__Complete the following__:
(a) Condense the paragraph of the Eagle Ford excerpt that begins "At the DUG event, Halcón president" into two sentences that keep its main facts.
(b) Carry on the Eagle Ford excerpt, starting after its final sentence.

Subsequent wells have tightened stage spacing to 225 feet from 300. Proppant loading has increased from 700 pounds per foot to 2,500, and from 90 bbl of water per minute to 100, using 100 mesh sand. The frack design has boosted EURs to 890 Mbbl per well.
“Both of these [Eagle Ford and Austin Chalk], at $50 per barrel, are in the 250% IRRs [range],” Norville said.
BlackBrush currently is drilling or leaving uncompleted eight wells in the Austin Chalk on co-development Eagle Ford pads. The company contributes a quarter of the Austin Chalk production in Karnes County currently.
Downhole microseismic indicates “great connectivity” between the Austin Chalk and Eagle Ford Shale with the co-development, Norville said, but he has concerns the results wouldn’t be the same if the Austin Chalk were developed later.
“If you go back at a later date, you could see problems with that fluid influencing the Eagle Ford. If you’re going to get the best of the reserves, you need to do it at the same time,” he said.
Norville sees opportunity to co-develop the Upper Eagle Ford Shale as a third bench in a similar wine-rack design.
Extending The Runway
Surviving the downturn for some operators—particularly the smaller ones—depends on how far they can extend their operational and cash runways. Lowering D&C costs is the solution in most cases.
Halcón Resources Corp. has done that in El Halcón Field, its East Texas portion of the Eagle Ford in Burleson and Brazos counties.
At the DUG event, Halcón president Steve Herod said that a year ago, the company’s Eagle Ford individual well costs were $9.5 million. But since then, costs have dropped substantially: “pipe, tank batteries, consultants; rope, soap and dope,” he said. “So now, we are spending about $6.75 million [completed] for a three-string well.”
Three-well pad drilling is expected to further lower costs to under $6 million on a consistent basis. “We’re going into full pad development,” he said.

__Provided records__:
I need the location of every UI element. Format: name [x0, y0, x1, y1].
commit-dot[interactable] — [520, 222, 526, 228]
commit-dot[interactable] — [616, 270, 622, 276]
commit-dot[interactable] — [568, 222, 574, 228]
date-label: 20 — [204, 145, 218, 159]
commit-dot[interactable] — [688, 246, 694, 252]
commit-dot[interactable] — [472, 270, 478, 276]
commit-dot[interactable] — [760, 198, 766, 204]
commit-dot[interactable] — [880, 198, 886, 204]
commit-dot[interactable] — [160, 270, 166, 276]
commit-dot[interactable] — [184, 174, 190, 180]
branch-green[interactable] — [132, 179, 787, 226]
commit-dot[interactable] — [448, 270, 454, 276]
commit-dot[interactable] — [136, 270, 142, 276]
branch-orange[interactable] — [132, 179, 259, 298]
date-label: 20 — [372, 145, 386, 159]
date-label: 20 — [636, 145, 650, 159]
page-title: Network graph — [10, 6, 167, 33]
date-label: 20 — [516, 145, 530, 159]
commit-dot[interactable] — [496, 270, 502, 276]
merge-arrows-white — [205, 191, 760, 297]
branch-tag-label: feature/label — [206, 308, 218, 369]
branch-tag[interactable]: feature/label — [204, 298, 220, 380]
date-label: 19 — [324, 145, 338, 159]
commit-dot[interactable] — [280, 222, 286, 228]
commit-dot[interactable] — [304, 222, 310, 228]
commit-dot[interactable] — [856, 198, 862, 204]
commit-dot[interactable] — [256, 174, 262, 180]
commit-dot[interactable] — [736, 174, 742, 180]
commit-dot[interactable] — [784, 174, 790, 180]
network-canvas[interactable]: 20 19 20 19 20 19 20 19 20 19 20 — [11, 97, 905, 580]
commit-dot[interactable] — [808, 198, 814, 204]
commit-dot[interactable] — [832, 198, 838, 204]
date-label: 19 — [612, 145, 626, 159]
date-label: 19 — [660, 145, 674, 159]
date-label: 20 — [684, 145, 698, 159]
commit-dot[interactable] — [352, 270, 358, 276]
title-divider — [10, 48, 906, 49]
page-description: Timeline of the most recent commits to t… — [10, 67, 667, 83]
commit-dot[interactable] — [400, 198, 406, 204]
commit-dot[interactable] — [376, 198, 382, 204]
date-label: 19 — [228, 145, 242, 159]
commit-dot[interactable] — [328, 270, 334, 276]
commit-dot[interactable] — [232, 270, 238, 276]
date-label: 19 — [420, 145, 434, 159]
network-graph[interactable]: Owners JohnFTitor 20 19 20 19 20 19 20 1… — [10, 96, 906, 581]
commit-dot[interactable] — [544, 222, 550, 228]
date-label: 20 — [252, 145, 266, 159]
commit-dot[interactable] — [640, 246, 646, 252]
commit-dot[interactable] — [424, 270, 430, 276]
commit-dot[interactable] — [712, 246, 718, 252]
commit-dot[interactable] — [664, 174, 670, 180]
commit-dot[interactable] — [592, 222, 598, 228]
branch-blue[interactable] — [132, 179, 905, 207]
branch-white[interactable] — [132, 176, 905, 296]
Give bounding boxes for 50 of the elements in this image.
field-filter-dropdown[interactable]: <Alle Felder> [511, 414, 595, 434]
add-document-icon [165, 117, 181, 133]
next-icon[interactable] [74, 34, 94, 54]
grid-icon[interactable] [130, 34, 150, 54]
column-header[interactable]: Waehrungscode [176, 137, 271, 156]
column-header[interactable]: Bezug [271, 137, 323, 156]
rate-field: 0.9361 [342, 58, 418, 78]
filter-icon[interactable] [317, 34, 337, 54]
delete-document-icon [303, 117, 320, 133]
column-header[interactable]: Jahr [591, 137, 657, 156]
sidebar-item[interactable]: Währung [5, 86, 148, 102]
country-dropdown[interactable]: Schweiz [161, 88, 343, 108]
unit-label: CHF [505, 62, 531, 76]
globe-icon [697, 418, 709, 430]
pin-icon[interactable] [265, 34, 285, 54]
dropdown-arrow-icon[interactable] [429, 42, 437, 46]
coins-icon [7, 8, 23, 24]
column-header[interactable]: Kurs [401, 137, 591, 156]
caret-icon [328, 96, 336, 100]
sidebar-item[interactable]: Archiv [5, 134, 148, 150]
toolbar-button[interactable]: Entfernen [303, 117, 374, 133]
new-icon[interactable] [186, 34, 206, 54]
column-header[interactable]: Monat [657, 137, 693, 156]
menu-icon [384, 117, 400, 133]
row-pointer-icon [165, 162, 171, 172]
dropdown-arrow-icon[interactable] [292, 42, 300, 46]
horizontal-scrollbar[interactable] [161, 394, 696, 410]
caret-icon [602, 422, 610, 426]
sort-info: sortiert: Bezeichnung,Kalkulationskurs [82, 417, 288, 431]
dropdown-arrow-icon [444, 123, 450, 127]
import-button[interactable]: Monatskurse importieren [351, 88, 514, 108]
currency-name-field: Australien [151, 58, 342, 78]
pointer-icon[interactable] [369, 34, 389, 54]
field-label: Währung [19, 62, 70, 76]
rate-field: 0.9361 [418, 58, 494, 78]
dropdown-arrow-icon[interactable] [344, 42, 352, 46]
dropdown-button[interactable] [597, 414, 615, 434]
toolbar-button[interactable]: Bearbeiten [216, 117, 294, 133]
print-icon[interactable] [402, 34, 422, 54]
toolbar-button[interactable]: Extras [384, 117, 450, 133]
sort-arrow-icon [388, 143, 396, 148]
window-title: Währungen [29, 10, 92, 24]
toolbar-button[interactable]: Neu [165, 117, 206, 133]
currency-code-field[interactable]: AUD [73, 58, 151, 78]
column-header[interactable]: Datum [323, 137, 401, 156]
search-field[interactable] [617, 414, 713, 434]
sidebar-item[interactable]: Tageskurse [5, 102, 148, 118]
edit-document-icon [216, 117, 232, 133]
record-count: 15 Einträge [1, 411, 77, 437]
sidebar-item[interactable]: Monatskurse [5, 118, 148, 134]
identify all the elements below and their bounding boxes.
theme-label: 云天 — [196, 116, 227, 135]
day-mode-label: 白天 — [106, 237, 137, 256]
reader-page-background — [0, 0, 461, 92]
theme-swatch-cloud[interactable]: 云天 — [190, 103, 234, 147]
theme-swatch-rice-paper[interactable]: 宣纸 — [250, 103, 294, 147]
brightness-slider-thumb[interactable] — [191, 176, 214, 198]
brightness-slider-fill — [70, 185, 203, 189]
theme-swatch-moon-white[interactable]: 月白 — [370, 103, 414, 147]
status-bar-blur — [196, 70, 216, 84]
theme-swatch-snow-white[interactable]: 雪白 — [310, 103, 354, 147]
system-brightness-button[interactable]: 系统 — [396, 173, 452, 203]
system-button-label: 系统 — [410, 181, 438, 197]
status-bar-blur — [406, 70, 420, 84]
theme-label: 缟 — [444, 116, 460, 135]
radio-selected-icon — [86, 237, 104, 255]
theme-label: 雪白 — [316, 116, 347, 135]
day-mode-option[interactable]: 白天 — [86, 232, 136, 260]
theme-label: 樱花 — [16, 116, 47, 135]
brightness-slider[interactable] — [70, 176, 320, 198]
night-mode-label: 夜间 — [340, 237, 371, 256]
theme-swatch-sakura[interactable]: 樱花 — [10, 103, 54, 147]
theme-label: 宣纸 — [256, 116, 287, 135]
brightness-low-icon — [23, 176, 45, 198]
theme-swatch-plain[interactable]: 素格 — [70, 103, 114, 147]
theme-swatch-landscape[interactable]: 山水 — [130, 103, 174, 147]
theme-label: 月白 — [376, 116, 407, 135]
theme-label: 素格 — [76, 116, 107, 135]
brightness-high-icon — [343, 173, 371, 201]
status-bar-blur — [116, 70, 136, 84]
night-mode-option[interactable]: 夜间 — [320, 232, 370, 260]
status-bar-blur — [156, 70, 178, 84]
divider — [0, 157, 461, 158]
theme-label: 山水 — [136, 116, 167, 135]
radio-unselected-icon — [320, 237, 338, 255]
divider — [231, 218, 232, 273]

__Results for the exercise__:
(a) At the DUG event, Halcón president Steve Herod said the company's individual Eagle Ford well costs had been $9.5 million a year earlier. Costs for items such as pipe, tank batteries and consultants have since dropped substantially, and a completed three-string well now costs about $6.75 million.

(b)
Halcón’s drilling group has more than 100 wells under its belt. “Every time I think our drilling group has hit the max on efficiency improvements, they are able to go a bit further and reduce the spud-to-rig release time another three or four hours,” Herod said.
A year ago, the DUG Eagle Ford discussion would have centered on completions: how to space frack clusters, how much sand to use, for example. “Now it’s about all these meetings with your bankers,” he said. “We’ve done a lot actually to help extend our runway.”
The company’s El Halcón Field is east of the main Eagle Ford fairway and consists of 100,000 net acres and proved reserves of 41.7 MMboe. About a third of the company’s total production comes from the Eagle Ford with the rest originating in the Bakken Shale.
Halcón has only one rig running in El Halcón but the quality of the rock is significant, Herod said.
“You could put a rig in [Texas A&M’s] Kyle Field’s end zone and probably make a 1,000-bbl/d well,” he joked.
In 2014, Eagle Ford operators were running 216 rigs, according to Baker Hughes Inc. That had fallen about 64% to 77 rigs as of October.
The shale produces about 1.8 MMbbl/d currently. With the downturn in oil prices, the latest data show a reduction of about 62 Mbbl/d in September alone, Herod noted. “I have to think this 70 or so rig count is going to be here for a while and production will come down.”
With one rig working in the second and third quarters, Halcón expected to have spudded 12 to 15 gross operated wells by year-end in El Halcón. It spudded four wells and brought eight online during the quarter ended June 30, and on average, the performance is in line with its type curve of 452 Mboe on a per-lateral-foot basis, Herod said.
The company expects completed well costs to decrease by as much as $1 million more per well in the near term as it transitions to development mode and multiple wells per unit/pad.